Records shown:
○ ○ ○ ○

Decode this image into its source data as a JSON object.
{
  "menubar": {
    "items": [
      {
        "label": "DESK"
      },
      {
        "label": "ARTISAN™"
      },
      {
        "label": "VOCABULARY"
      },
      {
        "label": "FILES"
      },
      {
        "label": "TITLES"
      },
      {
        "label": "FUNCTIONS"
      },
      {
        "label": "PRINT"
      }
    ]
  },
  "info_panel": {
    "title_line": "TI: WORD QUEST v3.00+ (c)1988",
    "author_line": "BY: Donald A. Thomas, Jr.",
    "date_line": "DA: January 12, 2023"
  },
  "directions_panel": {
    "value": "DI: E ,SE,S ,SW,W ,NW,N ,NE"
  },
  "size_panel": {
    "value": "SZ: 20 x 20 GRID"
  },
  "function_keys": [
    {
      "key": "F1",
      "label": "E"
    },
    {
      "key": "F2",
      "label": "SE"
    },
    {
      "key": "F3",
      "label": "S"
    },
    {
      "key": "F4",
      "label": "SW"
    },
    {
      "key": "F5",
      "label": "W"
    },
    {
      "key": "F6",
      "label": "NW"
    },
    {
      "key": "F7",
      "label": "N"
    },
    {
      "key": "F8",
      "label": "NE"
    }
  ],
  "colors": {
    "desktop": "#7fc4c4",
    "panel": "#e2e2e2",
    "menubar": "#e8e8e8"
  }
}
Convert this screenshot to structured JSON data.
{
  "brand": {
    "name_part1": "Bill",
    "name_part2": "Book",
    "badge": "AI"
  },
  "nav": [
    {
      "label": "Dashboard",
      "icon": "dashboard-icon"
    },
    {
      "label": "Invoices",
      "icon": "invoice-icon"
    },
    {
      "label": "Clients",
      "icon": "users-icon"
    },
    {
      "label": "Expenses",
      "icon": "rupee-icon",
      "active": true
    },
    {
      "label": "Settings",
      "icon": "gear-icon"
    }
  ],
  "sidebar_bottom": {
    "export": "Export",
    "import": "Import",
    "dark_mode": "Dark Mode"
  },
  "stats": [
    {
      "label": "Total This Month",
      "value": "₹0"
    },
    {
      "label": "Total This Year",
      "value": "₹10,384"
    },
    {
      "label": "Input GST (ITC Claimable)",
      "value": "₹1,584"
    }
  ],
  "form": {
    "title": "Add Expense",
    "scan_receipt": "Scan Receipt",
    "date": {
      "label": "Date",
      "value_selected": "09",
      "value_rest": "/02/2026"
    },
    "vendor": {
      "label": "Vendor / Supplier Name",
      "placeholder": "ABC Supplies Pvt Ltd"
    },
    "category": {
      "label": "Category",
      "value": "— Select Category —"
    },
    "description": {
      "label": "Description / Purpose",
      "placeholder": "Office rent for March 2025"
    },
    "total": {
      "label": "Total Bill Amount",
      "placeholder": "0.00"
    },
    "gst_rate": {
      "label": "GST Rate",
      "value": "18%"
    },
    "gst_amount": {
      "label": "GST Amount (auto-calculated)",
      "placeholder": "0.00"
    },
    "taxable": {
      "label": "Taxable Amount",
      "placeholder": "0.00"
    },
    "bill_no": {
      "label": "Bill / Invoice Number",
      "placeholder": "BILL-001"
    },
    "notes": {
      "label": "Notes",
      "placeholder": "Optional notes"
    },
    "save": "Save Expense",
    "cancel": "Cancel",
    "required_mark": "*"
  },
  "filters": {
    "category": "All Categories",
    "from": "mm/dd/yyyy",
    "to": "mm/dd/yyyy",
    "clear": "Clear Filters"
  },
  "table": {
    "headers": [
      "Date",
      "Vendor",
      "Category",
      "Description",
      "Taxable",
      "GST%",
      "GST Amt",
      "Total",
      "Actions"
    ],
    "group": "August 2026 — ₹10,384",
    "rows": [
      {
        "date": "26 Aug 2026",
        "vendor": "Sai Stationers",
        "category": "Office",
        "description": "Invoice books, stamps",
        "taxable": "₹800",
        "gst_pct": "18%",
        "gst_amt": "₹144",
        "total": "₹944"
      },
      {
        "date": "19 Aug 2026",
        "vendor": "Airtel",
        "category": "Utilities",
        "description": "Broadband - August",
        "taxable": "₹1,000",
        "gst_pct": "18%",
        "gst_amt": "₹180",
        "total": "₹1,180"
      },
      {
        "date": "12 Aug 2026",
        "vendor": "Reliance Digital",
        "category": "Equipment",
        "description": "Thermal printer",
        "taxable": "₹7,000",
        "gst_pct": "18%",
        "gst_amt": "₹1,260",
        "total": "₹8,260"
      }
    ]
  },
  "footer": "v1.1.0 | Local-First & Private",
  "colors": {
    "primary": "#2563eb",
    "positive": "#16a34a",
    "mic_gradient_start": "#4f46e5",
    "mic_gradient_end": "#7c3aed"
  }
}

○ ○ ○ ○

Stated problem:
Scan the material and collect every line that contains "placeholder".

Solution to this exercise:
      "placeholder": "ABC Supplies Pvt Ltd"
      "placeholder": "Office rent for March 2025"
      "placeholder": "0.00"
      "placeholder": "0.00"
      "placeholder": "0.00"
      "placeholder": "BILL-001"
      "placeholder": "Optional notes"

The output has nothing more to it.